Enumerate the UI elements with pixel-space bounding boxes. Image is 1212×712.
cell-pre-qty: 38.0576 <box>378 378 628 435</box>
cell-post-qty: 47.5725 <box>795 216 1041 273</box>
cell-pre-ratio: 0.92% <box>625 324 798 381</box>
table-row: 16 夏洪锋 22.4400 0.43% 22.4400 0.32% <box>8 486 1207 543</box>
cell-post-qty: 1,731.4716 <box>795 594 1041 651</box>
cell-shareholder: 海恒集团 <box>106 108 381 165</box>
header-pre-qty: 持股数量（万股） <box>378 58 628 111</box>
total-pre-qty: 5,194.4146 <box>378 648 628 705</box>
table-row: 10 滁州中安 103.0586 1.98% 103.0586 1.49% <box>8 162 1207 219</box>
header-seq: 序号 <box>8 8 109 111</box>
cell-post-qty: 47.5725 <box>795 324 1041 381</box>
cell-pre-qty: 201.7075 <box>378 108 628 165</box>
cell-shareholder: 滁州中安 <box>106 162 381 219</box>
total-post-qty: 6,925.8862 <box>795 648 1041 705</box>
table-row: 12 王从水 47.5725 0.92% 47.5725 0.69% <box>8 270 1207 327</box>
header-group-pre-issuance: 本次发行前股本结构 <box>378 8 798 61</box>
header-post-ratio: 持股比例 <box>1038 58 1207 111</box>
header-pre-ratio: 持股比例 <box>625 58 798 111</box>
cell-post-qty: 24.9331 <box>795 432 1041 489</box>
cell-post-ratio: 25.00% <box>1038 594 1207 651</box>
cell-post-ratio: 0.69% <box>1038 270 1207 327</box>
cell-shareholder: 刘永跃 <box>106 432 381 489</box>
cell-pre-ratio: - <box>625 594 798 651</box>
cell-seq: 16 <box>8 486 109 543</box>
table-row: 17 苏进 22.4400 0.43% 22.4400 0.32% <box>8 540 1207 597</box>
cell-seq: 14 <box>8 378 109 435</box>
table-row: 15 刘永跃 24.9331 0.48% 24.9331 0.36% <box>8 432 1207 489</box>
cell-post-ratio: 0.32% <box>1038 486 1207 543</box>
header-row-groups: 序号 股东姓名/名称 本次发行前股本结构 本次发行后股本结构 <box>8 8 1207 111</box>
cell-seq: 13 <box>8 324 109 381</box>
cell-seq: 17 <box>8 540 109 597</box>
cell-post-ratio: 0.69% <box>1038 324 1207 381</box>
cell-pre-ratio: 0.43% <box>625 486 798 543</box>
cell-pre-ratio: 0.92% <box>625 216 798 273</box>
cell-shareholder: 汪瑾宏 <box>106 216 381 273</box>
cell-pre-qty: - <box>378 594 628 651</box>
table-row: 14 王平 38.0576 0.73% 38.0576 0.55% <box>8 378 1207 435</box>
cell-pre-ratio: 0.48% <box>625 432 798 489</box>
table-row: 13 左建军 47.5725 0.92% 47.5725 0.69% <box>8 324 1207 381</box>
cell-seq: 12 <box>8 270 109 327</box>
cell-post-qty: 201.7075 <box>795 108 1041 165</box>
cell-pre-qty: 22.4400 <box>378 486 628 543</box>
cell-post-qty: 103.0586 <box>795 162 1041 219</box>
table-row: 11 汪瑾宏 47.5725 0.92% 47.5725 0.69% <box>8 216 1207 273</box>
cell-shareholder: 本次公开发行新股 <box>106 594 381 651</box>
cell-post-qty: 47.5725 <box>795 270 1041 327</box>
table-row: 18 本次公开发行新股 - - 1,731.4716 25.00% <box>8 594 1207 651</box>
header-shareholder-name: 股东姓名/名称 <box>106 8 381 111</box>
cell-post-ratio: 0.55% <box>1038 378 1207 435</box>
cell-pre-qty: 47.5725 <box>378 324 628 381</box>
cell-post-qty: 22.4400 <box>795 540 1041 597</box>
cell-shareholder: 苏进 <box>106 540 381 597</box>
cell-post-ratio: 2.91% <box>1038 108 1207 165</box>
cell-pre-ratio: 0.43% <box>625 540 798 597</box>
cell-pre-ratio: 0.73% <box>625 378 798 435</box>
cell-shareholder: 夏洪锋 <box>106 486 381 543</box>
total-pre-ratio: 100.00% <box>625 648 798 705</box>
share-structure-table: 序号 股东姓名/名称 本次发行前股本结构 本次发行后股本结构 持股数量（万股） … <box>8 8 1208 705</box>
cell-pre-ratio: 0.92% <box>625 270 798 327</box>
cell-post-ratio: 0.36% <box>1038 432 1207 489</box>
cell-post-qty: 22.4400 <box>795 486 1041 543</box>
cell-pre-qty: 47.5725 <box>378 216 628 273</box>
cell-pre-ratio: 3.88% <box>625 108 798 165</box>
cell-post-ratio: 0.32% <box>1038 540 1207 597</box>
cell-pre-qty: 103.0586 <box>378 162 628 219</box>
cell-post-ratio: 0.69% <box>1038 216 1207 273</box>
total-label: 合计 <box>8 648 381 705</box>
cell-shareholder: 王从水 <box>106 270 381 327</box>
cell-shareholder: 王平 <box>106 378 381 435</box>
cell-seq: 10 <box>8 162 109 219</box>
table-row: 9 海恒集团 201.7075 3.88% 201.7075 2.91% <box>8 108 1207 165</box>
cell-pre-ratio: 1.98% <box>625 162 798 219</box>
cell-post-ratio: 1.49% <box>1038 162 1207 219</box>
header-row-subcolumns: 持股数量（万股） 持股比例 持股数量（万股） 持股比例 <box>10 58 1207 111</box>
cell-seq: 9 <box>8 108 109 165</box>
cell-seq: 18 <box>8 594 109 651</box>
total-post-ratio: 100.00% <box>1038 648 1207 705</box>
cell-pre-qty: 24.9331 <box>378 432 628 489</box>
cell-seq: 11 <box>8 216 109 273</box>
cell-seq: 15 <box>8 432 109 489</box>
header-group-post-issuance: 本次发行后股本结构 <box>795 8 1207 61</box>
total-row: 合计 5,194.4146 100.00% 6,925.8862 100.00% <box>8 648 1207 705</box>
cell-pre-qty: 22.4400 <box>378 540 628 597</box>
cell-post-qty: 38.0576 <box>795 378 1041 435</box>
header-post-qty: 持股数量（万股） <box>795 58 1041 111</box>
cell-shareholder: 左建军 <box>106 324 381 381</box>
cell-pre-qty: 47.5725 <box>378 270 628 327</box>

◆ 課題内容
上の資料のうち、文字列「total」を含む行をすべて抜き出して返すこと。大文字と小文字は区別する。

◆ 解答
total-pre-qty: 5,194.4146 <box>378 648 628 705</box>
total-post-qty: 6,925.8862 <box>795 648 1041 705</box>
total-pre-ratio: 100.00% <box>625 648 798 705</box>
total-label: 合计 <box>8 648 381 705</box>
total-post-ratio: 100.00% <box>1038 648 1207 705</box>
total-row: 合计 5,194.4146 100.00% 6,925.8862 100.00% <box>8 648 1207 705</box>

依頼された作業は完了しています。